**Stated goal**
Below are the records; locate each line with the word "JSON" and copy it.

Extracts from a graphics dataset:

- - - - - - -

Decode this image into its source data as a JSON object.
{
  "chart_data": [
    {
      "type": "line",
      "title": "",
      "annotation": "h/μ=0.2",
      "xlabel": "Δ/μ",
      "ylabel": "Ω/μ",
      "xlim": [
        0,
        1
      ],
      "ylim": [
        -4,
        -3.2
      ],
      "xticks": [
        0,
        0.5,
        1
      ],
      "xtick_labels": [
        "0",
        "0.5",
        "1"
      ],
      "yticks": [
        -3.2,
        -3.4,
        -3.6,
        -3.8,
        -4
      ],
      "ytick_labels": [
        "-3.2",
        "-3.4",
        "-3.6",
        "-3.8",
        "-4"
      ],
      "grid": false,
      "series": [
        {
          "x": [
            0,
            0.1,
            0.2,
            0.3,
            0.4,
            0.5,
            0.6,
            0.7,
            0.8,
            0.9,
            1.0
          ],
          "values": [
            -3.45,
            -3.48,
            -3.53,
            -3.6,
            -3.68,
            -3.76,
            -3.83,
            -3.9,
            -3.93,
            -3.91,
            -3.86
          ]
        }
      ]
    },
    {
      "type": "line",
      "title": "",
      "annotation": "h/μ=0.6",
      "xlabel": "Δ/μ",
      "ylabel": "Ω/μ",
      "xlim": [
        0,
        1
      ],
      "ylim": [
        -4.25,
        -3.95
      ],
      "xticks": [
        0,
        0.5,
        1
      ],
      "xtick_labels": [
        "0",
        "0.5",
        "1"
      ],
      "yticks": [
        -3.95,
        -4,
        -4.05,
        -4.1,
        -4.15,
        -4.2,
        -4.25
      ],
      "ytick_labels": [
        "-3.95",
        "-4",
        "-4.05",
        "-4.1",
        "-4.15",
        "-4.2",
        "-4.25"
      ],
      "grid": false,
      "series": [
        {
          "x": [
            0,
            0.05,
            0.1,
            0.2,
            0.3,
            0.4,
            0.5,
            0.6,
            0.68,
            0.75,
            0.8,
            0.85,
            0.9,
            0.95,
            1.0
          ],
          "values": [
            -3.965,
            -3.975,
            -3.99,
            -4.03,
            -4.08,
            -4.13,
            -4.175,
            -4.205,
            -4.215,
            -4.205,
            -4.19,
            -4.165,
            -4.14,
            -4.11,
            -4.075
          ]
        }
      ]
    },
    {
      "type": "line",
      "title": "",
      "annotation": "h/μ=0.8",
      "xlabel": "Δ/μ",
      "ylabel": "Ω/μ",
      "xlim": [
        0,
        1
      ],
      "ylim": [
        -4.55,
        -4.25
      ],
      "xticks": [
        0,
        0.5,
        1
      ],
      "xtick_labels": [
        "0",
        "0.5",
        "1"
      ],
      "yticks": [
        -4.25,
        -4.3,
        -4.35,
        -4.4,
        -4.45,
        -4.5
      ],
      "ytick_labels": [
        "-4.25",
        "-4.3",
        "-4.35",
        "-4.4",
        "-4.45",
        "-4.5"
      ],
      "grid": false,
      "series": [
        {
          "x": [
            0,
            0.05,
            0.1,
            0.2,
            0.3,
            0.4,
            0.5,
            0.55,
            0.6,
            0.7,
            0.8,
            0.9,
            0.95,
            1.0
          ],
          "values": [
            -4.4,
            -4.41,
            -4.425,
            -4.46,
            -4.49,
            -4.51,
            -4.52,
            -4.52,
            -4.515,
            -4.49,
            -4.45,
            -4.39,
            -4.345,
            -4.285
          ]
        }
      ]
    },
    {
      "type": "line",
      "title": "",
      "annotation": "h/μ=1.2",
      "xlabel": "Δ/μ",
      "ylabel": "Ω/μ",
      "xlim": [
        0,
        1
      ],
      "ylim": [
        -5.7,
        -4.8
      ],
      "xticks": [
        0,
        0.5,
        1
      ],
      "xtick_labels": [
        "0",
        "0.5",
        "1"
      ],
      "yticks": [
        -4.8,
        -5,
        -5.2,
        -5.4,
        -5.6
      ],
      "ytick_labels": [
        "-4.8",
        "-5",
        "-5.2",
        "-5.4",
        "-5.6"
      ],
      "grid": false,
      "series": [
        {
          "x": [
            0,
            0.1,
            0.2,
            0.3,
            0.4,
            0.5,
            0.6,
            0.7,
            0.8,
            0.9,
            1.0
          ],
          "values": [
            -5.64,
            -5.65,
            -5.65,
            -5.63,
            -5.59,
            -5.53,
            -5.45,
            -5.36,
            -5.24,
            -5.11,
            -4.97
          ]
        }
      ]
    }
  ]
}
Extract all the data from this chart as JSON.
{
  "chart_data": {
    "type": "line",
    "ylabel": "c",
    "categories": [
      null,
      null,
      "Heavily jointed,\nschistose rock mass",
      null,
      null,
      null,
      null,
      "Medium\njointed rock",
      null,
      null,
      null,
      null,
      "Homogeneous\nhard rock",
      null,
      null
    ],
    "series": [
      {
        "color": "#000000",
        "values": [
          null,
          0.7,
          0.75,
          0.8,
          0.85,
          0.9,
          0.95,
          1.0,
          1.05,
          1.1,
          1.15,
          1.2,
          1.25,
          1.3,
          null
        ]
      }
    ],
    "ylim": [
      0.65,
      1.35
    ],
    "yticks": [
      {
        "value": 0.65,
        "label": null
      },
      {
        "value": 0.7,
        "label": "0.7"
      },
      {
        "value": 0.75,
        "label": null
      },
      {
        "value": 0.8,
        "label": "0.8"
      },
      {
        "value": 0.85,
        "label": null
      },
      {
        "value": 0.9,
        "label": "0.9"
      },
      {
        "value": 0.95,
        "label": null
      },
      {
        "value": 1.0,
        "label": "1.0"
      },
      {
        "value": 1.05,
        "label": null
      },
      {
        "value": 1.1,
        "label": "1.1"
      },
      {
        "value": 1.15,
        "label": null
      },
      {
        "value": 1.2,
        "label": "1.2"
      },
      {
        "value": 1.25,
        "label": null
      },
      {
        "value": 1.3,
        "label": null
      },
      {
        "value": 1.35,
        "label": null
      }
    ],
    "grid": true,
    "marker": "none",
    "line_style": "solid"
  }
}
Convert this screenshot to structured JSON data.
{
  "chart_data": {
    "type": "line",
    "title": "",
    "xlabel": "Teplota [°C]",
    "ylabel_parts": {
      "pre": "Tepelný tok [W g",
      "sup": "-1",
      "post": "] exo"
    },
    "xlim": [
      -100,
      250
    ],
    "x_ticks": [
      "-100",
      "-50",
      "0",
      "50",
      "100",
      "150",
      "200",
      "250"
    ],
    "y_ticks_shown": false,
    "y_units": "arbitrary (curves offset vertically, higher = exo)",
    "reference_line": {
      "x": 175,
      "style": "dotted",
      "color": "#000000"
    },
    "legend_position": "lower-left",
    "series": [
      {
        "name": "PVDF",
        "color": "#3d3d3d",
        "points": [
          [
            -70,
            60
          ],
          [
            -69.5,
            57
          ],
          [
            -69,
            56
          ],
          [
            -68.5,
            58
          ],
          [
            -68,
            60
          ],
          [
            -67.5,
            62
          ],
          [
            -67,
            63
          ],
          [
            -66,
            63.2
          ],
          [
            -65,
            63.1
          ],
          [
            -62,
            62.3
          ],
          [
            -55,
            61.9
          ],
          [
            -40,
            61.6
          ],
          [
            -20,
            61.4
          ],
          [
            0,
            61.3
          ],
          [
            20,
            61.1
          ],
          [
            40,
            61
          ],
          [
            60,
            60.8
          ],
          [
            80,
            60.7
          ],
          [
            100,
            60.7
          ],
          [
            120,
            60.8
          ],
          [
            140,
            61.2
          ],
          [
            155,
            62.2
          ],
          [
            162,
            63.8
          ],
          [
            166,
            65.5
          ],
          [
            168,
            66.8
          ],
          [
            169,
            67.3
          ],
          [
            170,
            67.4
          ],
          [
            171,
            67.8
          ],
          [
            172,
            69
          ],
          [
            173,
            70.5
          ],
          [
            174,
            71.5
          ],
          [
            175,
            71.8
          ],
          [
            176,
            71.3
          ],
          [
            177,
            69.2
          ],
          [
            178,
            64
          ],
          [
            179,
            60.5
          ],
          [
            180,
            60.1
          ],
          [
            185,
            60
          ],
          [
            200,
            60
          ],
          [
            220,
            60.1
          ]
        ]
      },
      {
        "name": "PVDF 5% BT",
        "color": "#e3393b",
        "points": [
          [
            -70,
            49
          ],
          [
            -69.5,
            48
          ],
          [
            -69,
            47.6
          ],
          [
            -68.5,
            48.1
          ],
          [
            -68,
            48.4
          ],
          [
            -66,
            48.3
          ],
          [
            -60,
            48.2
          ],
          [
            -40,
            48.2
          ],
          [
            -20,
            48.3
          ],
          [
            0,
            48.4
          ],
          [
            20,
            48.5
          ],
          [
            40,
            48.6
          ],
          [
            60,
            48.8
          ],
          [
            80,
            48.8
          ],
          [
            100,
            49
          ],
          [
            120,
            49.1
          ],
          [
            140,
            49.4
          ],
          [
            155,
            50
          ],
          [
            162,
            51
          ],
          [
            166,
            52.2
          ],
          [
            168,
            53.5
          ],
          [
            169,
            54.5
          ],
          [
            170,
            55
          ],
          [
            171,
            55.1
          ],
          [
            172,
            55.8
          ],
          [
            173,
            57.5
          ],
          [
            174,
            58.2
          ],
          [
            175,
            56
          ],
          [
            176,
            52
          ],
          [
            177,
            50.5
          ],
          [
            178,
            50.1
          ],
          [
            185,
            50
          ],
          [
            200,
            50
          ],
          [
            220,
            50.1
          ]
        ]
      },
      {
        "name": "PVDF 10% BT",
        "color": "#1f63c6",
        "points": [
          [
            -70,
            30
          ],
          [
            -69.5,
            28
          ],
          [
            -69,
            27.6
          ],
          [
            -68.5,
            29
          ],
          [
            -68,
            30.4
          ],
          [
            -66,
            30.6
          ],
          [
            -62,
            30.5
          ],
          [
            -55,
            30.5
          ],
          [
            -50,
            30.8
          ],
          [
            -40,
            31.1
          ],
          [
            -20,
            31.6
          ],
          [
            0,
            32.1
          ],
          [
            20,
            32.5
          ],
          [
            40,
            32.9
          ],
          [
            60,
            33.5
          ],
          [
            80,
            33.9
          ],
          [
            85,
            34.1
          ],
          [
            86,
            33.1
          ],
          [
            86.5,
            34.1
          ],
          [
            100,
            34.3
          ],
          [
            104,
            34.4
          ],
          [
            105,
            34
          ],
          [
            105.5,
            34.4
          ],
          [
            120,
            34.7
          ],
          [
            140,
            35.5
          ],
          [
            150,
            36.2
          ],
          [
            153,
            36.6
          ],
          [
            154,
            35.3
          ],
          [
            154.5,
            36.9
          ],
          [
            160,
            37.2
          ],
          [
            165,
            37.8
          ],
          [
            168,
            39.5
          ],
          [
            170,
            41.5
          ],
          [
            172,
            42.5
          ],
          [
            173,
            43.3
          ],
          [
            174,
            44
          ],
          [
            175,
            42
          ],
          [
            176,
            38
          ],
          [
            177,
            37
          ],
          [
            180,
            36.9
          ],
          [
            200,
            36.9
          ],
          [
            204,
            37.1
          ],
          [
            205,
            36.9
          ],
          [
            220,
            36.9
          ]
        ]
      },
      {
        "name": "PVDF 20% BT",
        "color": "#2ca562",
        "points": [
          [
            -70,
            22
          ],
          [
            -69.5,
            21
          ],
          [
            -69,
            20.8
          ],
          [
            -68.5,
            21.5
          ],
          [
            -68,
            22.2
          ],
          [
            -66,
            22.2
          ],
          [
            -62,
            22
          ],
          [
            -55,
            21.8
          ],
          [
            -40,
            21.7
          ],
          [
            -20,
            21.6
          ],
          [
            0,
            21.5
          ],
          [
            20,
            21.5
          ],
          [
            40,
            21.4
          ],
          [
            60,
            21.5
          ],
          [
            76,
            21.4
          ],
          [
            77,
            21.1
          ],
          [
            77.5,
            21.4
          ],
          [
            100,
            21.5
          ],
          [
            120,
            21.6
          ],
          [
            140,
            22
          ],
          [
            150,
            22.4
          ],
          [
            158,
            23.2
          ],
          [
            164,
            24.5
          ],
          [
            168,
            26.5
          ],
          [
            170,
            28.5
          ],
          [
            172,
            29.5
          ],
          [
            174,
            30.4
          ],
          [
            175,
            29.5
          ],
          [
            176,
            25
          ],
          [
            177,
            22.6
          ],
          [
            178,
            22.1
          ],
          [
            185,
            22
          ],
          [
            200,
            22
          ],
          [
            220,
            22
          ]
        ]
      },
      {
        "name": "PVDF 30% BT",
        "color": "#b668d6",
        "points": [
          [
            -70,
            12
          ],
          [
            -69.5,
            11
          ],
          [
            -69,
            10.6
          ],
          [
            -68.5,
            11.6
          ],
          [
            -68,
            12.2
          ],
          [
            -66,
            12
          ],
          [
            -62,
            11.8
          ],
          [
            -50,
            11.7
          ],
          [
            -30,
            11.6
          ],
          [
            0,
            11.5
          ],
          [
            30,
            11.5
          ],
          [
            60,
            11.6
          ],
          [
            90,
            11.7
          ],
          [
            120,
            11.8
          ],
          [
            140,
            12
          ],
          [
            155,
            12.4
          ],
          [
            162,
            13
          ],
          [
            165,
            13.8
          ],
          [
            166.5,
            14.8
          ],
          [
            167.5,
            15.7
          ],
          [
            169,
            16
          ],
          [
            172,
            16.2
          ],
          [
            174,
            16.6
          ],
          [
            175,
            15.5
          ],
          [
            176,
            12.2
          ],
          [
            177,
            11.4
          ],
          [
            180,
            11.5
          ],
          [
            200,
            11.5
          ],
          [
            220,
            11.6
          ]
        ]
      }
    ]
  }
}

- - - - - - -

**Response to the task**
Decode this image into its source data as a JSON object.
Extract all the data from this chart as JSON.
Convert this screenshot to structured JSON data.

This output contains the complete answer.